- WRITTEN REQUEST
Return, character for character, every line from the one containing "data-label: -17,7% xyxy=(338,487,384,500)" through the end of the rows below, including both ends.

───

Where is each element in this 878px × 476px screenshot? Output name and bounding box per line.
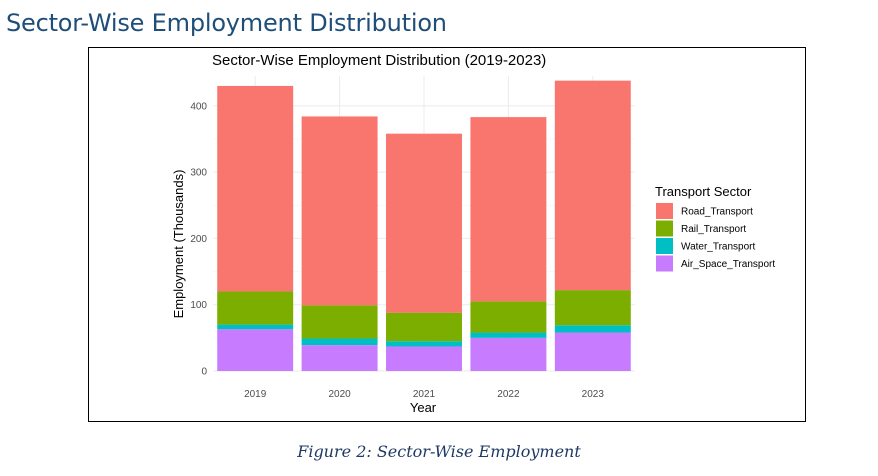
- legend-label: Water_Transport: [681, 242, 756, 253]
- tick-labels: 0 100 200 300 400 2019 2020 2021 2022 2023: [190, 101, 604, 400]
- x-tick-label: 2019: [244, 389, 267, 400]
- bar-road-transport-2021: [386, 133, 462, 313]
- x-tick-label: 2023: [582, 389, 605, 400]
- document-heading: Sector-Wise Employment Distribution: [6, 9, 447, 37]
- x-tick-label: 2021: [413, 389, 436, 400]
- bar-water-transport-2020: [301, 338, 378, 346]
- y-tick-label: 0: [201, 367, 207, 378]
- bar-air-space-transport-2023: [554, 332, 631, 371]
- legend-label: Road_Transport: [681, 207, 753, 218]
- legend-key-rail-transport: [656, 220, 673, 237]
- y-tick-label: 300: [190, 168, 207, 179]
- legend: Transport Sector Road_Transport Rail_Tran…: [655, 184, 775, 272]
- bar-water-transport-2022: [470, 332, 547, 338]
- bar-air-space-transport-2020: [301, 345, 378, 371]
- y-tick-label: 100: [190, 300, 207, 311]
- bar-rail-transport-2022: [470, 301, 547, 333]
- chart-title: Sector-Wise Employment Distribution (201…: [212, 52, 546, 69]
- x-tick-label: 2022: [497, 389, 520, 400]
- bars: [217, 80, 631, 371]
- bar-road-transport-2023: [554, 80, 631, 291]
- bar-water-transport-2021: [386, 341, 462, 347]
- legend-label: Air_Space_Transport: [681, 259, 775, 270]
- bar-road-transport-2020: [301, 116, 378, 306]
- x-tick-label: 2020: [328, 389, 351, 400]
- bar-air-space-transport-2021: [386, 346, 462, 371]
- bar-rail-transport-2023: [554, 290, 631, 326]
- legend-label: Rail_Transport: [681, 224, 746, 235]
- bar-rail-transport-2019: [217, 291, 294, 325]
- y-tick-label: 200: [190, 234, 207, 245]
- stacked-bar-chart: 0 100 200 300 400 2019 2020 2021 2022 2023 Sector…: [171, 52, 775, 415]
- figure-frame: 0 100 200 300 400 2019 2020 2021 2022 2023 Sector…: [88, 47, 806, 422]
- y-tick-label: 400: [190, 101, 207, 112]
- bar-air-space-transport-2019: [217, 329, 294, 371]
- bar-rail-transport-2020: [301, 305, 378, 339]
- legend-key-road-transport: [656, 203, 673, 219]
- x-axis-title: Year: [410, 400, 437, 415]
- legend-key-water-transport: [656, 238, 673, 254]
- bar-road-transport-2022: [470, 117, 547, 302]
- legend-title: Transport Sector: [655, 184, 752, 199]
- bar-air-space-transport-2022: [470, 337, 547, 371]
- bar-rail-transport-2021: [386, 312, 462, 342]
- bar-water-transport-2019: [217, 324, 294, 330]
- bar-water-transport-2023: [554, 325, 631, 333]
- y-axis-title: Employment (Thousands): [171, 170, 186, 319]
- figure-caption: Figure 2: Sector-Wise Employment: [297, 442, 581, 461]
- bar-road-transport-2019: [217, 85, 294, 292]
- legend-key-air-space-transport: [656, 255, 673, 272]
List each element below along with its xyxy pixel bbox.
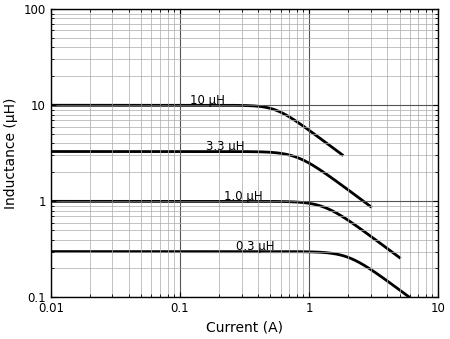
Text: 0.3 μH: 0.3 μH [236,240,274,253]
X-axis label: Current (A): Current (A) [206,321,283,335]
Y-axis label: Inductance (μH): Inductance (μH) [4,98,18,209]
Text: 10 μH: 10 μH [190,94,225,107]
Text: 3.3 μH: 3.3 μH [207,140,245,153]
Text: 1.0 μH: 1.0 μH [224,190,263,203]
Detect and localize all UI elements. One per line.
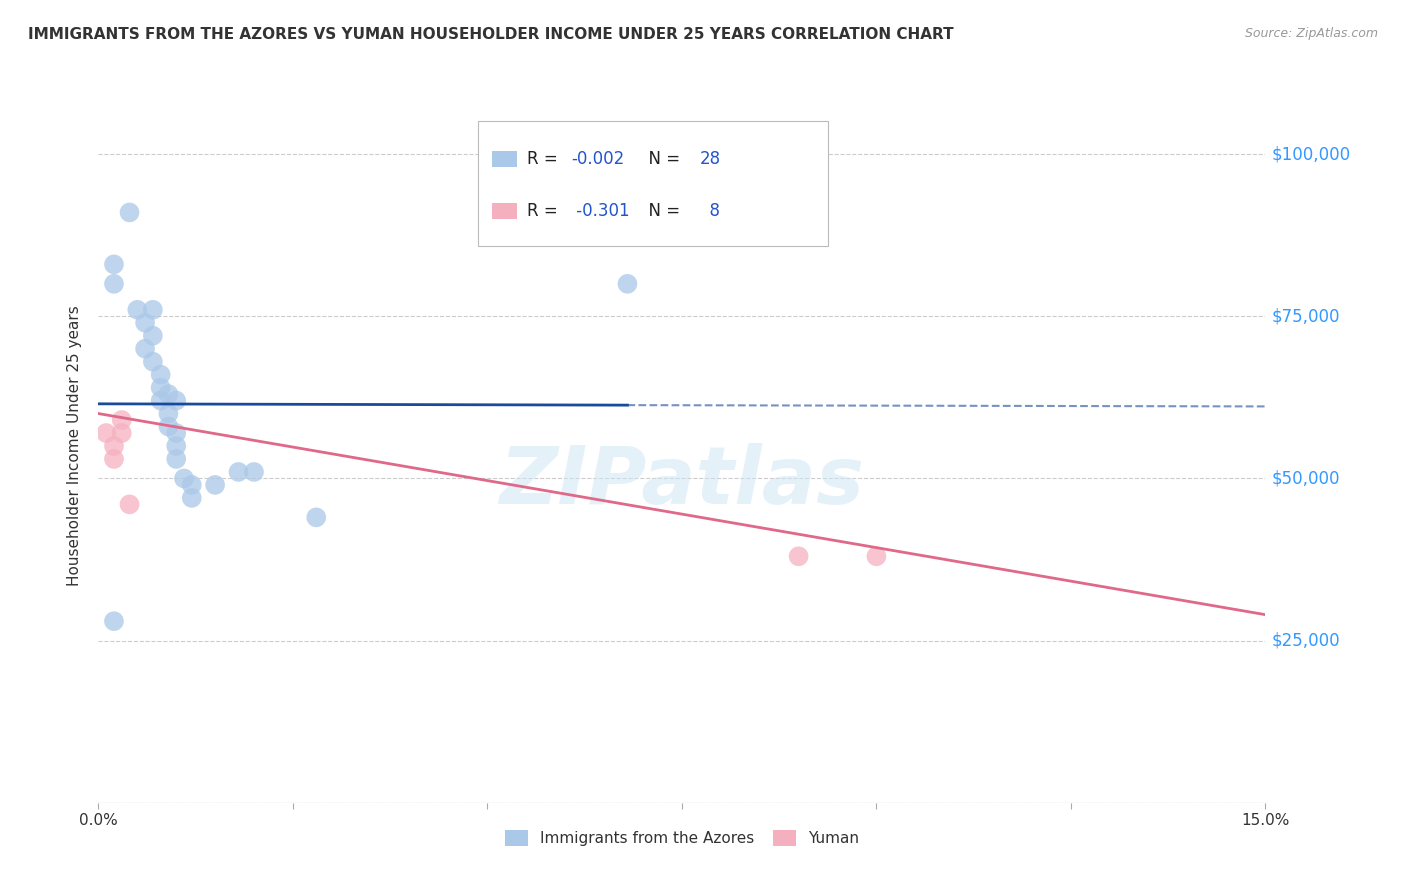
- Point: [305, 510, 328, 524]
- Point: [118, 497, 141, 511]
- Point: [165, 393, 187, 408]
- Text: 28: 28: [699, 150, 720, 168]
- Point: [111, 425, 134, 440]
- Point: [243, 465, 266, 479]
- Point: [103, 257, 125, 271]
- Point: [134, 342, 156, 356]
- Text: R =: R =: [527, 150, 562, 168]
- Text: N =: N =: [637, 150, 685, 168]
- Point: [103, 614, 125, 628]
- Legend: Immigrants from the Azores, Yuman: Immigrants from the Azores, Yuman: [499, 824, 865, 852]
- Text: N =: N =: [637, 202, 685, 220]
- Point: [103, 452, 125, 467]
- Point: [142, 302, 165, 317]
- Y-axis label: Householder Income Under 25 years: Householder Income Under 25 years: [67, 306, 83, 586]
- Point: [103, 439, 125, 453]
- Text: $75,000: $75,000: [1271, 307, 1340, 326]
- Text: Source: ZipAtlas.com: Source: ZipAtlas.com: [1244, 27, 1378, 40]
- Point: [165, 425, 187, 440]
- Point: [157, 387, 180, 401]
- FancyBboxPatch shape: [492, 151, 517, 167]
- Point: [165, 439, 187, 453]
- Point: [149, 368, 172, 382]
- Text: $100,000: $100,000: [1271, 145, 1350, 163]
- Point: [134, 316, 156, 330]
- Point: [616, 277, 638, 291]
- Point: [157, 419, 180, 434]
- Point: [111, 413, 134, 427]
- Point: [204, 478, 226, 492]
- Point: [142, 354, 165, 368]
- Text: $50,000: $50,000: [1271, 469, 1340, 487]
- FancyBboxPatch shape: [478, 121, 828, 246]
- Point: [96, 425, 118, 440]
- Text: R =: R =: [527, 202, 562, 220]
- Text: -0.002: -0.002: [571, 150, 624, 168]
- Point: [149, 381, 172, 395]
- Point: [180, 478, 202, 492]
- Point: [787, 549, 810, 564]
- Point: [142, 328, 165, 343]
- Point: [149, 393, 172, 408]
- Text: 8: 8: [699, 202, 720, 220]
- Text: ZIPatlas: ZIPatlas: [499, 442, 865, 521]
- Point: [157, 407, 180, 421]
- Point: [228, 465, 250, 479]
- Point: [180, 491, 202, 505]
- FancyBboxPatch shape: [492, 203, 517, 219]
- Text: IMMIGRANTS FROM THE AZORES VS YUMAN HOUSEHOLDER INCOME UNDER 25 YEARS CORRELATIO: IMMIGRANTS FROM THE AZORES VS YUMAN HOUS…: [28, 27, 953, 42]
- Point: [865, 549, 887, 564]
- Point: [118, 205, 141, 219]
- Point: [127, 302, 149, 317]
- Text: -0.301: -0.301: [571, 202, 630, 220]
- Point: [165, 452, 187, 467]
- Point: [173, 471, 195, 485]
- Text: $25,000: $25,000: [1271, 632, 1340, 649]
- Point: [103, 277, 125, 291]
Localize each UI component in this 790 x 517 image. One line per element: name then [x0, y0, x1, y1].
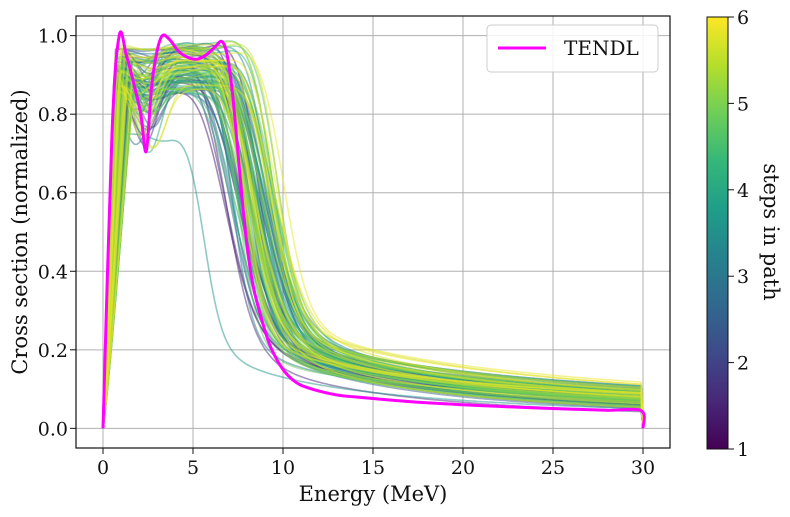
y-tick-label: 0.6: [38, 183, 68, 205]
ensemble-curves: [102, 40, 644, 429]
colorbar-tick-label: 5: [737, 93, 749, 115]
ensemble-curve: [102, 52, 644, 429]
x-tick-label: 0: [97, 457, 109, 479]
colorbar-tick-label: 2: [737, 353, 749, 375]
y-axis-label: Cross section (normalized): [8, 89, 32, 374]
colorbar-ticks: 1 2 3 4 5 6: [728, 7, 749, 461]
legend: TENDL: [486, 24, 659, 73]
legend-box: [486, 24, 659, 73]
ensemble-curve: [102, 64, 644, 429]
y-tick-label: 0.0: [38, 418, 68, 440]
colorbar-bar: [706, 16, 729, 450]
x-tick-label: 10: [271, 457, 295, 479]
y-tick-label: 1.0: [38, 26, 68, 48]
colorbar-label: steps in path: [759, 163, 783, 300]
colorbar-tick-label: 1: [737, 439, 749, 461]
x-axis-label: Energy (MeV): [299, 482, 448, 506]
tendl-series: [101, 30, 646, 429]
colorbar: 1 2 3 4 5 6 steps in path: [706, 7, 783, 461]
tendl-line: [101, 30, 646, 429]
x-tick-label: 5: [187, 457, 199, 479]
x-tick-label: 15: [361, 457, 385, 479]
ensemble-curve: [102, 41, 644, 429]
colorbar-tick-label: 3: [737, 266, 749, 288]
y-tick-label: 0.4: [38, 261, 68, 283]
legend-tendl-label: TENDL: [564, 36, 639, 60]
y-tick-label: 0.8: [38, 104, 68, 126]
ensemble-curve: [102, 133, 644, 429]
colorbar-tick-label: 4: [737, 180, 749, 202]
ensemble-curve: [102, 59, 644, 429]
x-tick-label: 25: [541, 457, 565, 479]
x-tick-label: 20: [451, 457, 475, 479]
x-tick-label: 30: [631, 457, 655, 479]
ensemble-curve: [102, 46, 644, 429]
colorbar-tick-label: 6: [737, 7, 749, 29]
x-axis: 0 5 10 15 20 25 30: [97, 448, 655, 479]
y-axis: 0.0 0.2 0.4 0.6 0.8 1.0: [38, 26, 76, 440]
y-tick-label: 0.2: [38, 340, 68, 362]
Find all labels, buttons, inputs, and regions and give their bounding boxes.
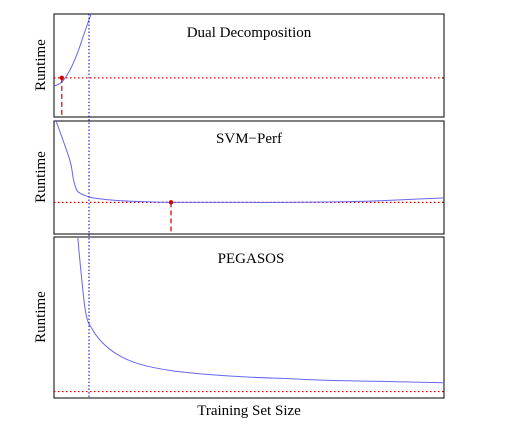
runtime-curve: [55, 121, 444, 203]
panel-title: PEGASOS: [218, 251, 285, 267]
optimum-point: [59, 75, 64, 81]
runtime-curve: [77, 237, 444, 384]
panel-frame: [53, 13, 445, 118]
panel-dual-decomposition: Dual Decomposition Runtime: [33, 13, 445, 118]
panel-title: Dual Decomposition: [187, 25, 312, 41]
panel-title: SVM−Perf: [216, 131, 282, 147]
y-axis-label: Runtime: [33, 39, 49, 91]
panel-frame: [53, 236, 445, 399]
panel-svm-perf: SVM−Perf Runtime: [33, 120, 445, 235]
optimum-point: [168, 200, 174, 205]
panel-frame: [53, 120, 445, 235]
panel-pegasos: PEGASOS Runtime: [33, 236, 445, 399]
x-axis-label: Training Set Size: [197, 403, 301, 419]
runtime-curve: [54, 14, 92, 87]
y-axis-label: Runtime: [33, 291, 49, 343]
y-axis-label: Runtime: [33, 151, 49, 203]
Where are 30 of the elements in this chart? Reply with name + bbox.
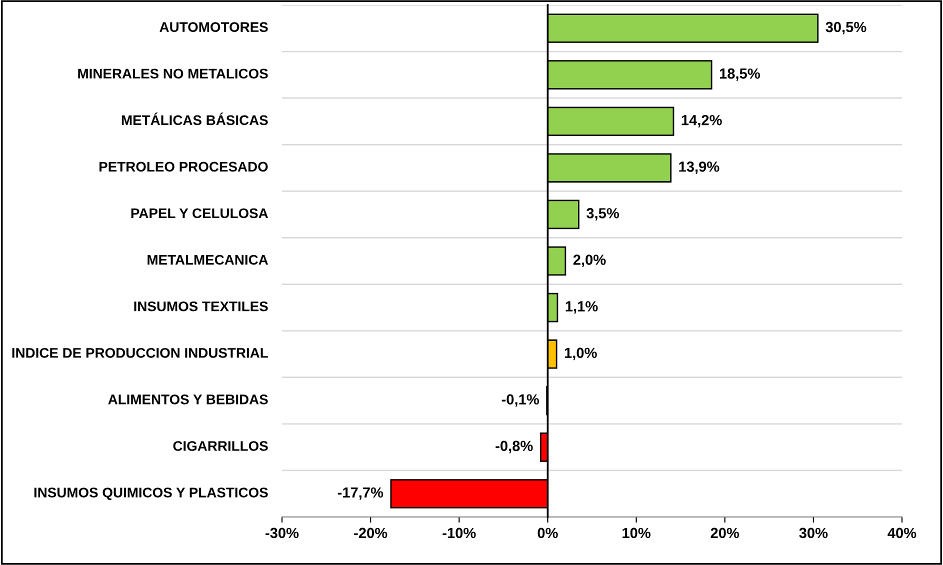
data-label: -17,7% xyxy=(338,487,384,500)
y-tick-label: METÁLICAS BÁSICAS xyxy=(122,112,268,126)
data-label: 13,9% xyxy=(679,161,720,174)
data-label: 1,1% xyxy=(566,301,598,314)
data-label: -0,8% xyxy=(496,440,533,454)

───

- PROBLEM SOLUTION
data-label: -17,7% xyxy=(338,487,384,500)
y-tick-label: METÁLICAS BÁSICAS xyxy=(122,112,268,126)
data-label: 13,9% xyxy=(679,161,720,174)
data-label: 1,1% xyxy=(566,301,598,314)
data-label: -0,8% xyxy=(496,440,533,454)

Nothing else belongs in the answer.